• _INSTRUCTIONS FOR THE TASK_: Return each line that holds the word "toàn".

** START OF PROVIDED ENTRIES **

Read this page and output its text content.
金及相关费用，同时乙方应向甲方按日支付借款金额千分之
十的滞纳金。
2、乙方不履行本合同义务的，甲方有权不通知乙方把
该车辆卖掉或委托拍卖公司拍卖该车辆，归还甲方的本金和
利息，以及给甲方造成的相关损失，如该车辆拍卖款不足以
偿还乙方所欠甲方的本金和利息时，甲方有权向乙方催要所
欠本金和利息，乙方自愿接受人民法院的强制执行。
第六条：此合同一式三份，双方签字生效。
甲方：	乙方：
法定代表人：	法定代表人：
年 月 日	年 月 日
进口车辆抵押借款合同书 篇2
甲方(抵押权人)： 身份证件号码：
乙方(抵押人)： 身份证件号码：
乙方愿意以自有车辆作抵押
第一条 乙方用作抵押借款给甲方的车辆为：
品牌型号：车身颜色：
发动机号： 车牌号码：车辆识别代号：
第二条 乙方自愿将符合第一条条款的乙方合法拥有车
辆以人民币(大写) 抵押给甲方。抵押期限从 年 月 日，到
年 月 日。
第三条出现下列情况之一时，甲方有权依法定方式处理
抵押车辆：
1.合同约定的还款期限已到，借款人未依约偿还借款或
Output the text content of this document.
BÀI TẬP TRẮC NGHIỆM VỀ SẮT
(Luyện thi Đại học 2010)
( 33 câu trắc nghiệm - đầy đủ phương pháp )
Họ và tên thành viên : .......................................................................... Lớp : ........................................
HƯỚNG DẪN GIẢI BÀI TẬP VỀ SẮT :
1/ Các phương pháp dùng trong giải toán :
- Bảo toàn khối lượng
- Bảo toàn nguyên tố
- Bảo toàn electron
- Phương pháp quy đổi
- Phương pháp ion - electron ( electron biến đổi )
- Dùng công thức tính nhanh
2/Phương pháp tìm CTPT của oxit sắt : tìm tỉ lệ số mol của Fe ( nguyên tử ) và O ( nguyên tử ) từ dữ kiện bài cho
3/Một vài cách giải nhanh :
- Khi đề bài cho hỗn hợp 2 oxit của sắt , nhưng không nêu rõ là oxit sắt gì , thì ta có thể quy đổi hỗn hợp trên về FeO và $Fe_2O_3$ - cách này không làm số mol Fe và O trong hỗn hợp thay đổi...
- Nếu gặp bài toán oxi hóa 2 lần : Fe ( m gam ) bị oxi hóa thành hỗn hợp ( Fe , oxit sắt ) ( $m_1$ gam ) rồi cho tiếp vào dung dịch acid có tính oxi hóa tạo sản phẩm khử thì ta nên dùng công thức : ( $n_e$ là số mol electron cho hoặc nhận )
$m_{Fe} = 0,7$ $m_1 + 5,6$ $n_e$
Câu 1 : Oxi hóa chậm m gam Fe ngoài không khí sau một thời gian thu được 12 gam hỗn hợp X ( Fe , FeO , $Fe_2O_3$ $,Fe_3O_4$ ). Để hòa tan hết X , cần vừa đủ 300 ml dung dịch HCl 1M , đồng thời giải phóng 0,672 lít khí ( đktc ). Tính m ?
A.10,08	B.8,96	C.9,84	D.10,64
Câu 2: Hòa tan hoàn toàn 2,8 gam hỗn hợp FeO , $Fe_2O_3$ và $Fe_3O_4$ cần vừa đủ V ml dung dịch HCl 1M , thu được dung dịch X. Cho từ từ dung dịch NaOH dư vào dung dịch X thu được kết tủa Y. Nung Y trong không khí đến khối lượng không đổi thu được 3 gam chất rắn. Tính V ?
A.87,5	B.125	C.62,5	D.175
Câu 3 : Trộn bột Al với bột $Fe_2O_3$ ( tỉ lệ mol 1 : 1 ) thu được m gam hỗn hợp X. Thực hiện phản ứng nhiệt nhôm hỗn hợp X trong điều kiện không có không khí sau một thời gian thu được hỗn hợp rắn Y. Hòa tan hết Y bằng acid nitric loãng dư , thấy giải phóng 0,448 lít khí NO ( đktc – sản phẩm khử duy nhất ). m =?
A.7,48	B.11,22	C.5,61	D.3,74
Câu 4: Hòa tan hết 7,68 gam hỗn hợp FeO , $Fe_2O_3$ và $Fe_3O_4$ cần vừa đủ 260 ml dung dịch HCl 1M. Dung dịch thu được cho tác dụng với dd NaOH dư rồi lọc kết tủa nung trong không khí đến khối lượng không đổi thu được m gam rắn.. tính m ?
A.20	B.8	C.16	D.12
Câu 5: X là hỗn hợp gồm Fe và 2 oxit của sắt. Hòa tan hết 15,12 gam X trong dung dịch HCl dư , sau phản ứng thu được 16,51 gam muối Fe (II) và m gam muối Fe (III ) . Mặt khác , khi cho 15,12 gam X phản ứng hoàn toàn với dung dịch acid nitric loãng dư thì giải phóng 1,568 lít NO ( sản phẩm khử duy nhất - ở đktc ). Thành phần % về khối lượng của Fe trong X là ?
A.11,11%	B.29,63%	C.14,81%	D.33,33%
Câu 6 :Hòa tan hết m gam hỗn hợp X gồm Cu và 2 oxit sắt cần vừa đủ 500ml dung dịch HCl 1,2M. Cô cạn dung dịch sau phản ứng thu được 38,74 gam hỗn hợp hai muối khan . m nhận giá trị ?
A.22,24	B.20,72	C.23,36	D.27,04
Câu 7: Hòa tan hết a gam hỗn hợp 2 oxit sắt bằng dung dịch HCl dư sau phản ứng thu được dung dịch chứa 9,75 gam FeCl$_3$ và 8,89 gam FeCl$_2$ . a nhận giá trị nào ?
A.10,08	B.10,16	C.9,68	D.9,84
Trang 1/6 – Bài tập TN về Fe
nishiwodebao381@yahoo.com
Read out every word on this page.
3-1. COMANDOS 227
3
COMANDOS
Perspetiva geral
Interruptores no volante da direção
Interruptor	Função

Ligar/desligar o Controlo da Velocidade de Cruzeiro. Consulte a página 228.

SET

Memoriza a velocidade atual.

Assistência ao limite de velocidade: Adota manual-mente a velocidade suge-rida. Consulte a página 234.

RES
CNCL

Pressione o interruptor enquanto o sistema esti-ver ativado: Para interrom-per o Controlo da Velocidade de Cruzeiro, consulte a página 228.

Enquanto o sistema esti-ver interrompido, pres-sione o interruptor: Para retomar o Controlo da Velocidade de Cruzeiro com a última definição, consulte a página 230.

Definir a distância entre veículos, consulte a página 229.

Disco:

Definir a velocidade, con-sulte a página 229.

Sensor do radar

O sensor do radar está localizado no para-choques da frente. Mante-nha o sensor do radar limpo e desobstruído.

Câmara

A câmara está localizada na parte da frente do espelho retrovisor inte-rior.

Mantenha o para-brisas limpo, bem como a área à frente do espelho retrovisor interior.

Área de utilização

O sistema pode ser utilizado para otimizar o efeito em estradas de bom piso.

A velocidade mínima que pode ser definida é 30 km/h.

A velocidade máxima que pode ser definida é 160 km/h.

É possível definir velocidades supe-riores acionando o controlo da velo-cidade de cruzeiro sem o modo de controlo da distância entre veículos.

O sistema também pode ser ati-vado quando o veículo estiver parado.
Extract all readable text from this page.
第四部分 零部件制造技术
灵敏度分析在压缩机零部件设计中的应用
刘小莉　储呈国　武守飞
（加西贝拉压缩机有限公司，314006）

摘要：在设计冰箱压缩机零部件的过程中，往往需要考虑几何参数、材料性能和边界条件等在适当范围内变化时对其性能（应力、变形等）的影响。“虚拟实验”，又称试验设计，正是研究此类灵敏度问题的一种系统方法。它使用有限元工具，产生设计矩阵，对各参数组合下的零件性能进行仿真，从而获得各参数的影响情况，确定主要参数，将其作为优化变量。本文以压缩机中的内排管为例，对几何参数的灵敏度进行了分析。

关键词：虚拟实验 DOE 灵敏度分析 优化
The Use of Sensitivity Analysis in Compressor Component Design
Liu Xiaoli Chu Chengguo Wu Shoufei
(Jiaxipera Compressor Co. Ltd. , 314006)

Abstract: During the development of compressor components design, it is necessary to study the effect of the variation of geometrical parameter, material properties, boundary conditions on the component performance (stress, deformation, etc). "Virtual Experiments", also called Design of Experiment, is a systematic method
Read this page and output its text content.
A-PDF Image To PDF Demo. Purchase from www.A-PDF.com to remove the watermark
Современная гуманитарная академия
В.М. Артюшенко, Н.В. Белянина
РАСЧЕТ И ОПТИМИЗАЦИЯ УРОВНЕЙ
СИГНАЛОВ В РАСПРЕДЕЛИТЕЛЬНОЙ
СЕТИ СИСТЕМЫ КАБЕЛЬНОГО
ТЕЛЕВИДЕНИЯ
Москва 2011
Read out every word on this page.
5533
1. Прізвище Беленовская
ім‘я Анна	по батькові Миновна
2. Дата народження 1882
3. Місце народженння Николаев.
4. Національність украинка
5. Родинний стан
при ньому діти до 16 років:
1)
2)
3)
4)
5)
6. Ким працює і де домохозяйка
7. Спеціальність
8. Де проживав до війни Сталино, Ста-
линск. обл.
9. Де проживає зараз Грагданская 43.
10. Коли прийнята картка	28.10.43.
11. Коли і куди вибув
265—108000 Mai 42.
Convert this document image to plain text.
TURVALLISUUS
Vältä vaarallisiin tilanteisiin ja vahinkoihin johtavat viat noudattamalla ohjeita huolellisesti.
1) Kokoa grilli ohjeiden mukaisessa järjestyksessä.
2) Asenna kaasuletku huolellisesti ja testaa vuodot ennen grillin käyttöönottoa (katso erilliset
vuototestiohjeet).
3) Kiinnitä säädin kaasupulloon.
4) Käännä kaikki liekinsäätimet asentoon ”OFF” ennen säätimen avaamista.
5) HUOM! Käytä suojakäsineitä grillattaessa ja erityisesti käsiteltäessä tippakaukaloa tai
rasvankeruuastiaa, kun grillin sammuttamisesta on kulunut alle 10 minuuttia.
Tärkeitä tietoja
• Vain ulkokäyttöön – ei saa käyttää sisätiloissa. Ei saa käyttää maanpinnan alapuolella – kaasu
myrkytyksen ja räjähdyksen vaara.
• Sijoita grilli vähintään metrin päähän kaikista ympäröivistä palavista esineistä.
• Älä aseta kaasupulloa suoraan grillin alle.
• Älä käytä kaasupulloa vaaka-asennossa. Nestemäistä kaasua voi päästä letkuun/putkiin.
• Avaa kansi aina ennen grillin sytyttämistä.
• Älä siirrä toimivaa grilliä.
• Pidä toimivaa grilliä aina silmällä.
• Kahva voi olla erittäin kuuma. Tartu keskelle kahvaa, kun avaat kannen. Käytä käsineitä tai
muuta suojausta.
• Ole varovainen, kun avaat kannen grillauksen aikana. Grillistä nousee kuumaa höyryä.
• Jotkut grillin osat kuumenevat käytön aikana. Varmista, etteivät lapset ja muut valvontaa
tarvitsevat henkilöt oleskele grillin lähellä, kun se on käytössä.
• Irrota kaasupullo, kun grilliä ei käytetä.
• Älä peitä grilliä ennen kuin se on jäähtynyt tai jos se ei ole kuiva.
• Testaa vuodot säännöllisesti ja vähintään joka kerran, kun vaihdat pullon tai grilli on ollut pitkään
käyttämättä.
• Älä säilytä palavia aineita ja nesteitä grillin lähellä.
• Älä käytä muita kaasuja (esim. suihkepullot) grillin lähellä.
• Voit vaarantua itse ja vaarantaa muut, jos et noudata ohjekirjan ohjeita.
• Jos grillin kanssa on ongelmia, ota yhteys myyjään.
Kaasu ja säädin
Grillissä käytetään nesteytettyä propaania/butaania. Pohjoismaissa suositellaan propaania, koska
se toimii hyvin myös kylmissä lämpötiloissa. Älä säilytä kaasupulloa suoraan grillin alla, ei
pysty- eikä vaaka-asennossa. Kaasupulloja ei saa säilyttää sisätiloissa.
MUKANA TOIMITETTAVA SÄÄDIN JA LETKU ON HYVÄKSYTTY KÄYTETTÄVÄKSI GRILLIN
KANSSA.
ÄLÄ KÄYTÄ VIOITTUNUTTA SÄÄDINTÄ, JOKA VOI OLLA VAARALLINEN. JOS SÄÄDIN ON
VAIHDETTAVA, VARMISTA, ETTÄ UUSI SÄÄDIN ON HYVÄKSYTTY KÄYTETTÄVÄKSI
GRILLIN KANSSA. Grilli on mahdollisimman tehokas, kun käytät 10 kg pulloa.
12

** END OF PROVIDED ENTRIES **

• _RESULT_:
- Bảo toàn khối lượng
- Bảo toàn nguyên tố
- Bảo toàn electron
Câu 2: Hòa tan hoàn toàn 2,8 gam hỗn hợp FeO , $Fe_2O_3$ và $Fe_3O_4$ cần vừa đủ V ml dung dịch HCl 1M , thu được dung dịch X. Cho từ từ dung dịch NaOH dư vào dung dịch X thu được kết tủa Y. Nung Y trong không khí đến khối lượng không đổi thu được 3 gam chất rắn. Tính V ?
Câu 5: X là hỗn hợp gồm Fe và 2 oxit của sắt. Hòa tan hết 15,12 gam X trong dung dịch HCl dư , sau phản ứng thu được 16,51 gam muối Fe (II) và m gam muối Fe (III ) . Mặt khác , khi cho 15,12 gam X phản ứng hoàn toàn với dung dịch acid nitric loãng dư thì giải phóng 1,568 lít NO ( sản phẩm khử duy nhất - ở đktc ). Thành phần % về khối lượng của Fe trong X là ?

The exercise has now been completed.